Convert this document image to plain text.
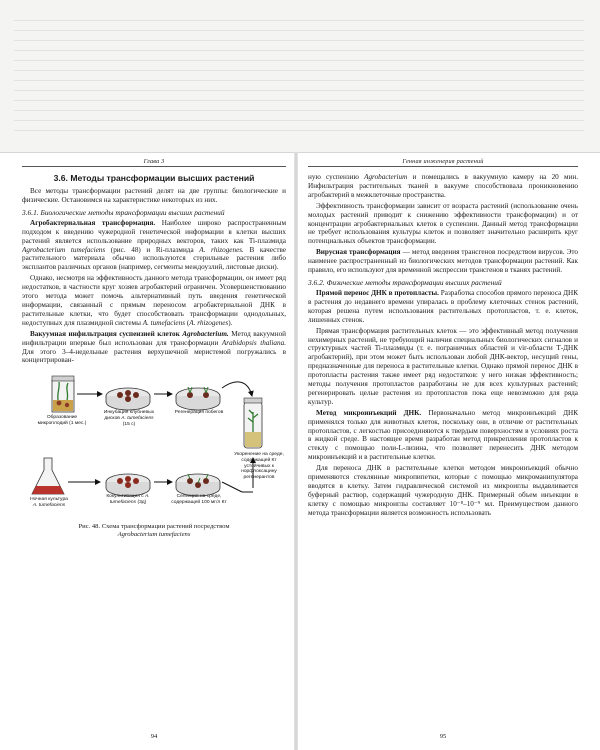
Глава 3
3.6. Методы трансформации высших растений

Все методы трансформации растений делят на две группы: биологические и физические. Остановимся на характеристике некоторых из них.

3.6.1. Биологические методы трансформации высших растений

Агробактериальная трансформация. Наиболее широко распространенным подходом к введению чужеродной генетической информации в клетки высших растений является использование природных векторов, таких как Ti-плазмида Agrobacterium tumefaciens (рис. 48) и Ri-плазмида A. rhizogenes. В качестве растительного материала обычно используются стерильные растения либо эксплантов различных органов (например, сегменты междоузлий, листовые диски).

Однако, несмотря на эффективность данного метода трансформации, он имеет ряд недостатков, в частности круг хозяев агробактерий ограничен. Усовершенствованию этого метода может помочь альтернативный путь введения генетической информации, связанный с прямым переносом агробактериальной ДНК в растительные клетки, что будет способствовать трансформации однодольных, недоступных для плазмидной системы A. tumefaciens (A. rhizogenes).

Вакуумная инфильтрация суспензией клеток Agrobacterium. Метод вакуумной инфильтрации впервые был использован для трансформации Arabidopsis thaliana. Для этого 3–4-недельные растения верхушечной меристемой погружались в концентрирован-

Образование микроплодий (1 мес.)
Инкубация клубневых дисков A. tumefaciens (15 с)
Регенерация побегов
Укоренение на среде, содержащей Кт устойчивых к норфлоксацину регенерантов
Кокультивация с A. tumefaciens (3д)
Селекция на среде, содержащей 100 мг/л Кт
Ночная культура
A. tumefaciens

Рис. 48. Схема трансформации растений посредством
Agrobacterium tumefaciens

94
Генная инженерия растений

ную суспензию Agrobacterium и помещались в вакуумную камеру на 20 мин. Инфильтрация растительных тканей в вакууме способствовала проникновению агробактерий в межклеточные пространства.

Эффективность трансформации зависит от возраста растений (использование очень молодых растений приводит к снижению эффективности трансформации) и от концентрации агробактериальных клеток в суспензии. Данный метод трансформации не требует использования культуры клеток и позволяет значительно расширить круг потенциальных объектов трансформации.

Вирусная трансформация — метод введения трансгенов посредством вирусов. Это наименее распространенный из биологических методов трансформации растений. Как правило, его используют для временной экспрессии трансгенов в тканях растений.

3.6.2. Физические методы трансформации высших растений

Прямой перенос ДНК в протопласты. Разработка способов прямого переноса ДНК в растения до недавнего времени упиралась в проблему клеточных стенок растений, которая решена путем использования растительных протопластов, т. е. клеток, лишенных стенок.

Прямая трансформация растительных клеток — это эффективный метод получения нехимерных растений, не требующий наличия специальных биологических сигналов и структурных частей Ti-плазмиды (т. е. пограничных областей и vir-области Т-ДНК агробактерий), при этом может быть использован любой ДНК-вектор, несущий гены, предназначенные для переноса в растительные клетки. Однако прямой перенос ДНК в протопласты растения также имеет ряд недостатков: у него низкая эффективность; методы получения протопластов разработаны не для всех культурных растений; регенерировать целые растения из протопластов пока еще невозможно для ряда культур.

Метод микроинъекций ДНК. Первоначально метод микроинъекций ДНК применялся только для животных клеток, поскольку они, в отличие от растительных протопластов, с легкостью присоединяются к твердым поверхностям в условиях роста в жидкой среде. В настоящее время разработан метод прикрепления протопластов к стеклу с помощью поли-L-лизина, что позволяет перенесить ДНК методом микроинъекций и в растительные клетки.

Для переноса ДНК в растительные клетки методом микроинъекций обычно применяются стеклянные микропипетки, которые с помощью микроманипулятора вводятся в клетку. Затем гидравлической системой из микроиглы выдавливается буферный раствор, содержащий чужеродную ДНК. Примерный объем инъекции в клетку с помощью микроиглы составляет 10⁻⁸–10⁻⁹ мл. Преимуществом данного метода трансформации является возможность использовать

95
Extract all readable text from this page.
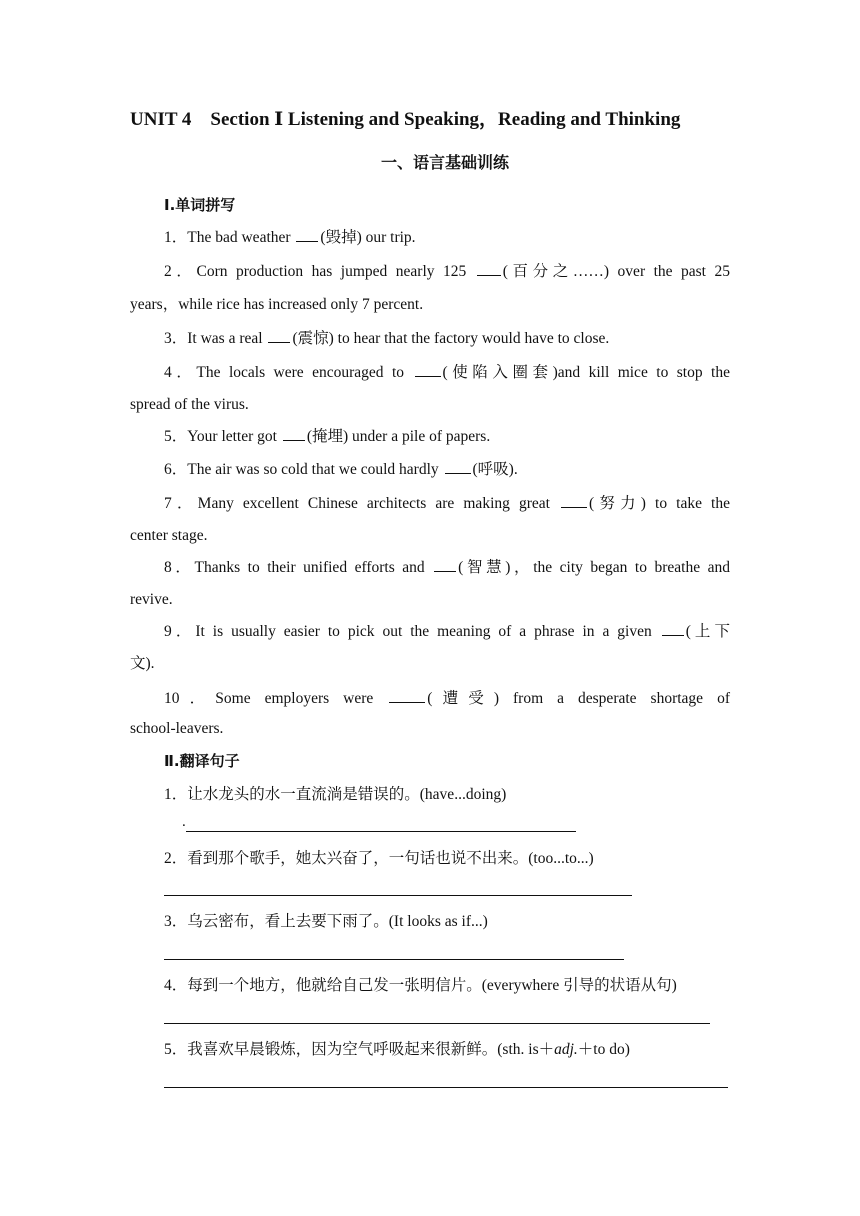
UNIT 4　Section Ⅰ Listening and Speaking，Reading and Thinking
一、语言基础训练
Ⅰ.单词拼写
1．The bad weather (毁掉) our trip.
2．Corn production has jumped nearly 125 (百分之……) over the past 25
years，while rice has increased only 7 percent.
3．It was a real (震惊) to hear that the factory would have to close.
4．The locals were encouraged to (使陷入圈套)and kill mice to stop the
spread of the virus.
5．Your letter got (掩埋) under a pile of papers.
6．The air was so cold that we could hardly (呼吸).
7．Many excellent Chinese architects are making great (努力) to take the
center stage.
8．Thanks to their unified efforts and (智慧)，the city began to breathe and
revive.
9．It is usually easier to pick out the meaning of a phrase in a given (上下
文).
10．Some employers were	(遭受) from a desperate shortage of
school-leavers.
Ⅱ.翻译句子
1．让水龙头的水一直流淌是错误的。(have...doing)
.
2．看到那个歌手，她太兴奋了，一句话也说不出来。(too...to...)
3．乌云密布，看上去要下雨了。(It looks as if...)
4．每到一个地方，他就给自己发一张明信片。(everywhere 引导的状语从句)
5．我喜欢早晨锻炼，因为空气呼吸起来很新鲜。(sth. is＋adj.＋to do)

⁂

What is expected: Be exact. Write out all the entries and omit the pictures.

Solved exercise:
Convert this document image to plain text.
Глава 3
3.6. Методы трансформации высших растений

Все методы трансформации растений делят на две группы: биологические и физические. Остановимся на характеристике некоторых из них.

3.6.1. Биологические методы трансформации высших растений

Агробактериальная трансформация. Наиболее широко распространенным подходом к введению чужеродной генетической информации в клетки высших растений является использование природных векторов, таких как Ti-плазмида Agrobacterium tumefaciens (рис. 48) и Ri-плазмида A. rhizogenes. В качестве растительного материала обычно используются стерильные растения либо эксплантов различных органов (например, сегменты междоузлий, листовые диски).

Однако, несмотря на эффективность данного метода трансформации, он имеет ряд недостатков, в частности круг хозяев агробактерий ограничен. Усовершенствованию этого метода может помочь альтернативный путь введения генетической информации, связанный с прямым переносом агробактериальной ДНК в растительные клетки, что будет способствовать трансформации однодольных, недоступных для плазмидной системы A. tumefaciens (A. rhizogenes).

Вакуумная инфильтрация суспензией клеток Agrobacterium. Метод вакуумной инфильтрации впервые был использован для трансформации Arabidopsis thaliana. Для этого 3–4-недельные растения верхушечной меристемой погружались в концентрирован-

Образование микроплодий (1 мес.)
Инкубация клубневых дисков A. tumefaciens (15 с)
Регенерация побегов
Укоренение на среде, содержащей Кт устойчивых к норфлоксацину регенерантов
Кокультивация с A. tumefaciens (3д)
Селекция на среде, содержащей 100 мг/л Кт
Ночная культура
A. tumefaciens

Рис. 48. Схема трансформации растений посредством
Agrobacterium tumefaciens

94
Генная инженерия растений

ную суспензию Agrobacterium и помещались в вакуумную камеру на 20 мин. Инфильтрация растительных тканей в вакууме способствовала проникновению агробактерий в межклеточные пространства.

Эффективность трансформации зависит от возраста растений (использование очень молодых растений приводит к снижению эффективности трансформации) и от концентрации агробактериальных клеток в суспензии. Данный метод трансформации не требует использования культуры клеток и позволяет значительно расширить круг потенциальных объектов трансформации.

Вирусная трансформация — метод введения трансгенов посредством вирусов. Это наименее распространенный из биологических методов трансформации растений. Как правило, его используют для временной экспрессии трансгенов в тканях растений.

3.6.2. Физические методы трансформации высших растений

Прямой перенос ДНК в протопласты. Разработка способов прямого переноса ДНК в растения до недавнего времени упиралась в проблему клеточных стенок растений, которая решена путем использования растительных протопластов, т. е. клеток, лишенных стенок.

Прямая трансформация растительных клеток — это эффективный метод получения нехимерных растений, не требующий наличия специальных биологических сигналов и структурных частей Ti-плазмиды (т. е. пограничных областей и vir-области Т-ДНК агробактерий), при этом может быть использован любой ДНК-вектор, несущий гены, предназначенные для переноса в растительные клетки. Однако прямой перенос ДНК в протопласты растения также имеет ряд недостатков: у него низкая эффективность; методы получения протопластов разработаны не для всех культурных растений; регенерировать целые растения из протопластов пока еще невозможно для ряда культур.

Метод микроинъекций ДНК. Первоначально метод микроинъекций ДНК применялся только для животных клеток, поскольку они, в отличие от растительных протопластов, с легкостью присоединяются к твердым поверхностям в условиях роста в жидкой среде. В настоящее время разработан метод прикрепления протопластов к стеклу с помощью поли-L-лизина, что позволяет перенесить ДНК методом микроинъекций и в растительные клетки.

Для переноса ДНК в растительные клетки методом микроинъекций обычно применяются стеклянные микропипетки, которые с помощью микроманипулятора вводятся в клетку. Затем гидравлической системой из микроиглы выдавливается буферный раствор, содержащий чужеродную ДНК. Примерный объем инъекции в клетку с помощью микроиглы составляет 10⁻⁸–10⁻⁹ мл. Преимуществом данного метода трансформации является возможность использовать

95
Extract all readable text from this page.
UNIT 4　Section Ⅰ Listening and Speaking，Reading and Thinking
一、语言基础训练
Ⅰ.单词拼写
1．The bad weather (毁掉) our trip.
2．Corn production has jumped nearly 125 (百分之……) over the past 25
years，while rice has increased only 7 percent.
3．It was a real (震惊) to hear that the factory would have to close.
4．The locals were encouraged to (使陷入圈套)and kill mice to stop the
spread of the virus.
5．Your letter got (掩埋) under a pile of papers.
6．The air was so cold that we could hardly (呼吸).
7．Many excellent Chinese architects are making great (努力) to take the
center stage.
8．Thanks to their unified efforts and (智慧)，the city began to breathe and
revive.
9．It is usually easier to pick out the meaning of a phrase in a given (上下
文).
10．Some employers were	(遭受) from a desperate shortage of
school-leavers.
Ⅱ.翻译句子
1．让水龙头的水一直流淌是错误的。(have...doing)
.
2．看到那个歌手，她太兴奋了，一句话也说不出来。(too...to...)
3．乌云密布，看上去要下雨了。(It looks as if...)
4．每到一个地方，他就给自己发一张明信片。(everywhere 引导的状语从句)
5．我喜欢早晨锻炼，因为空气呼吸起来很新鲜。(sth. is＋adj.＋to do)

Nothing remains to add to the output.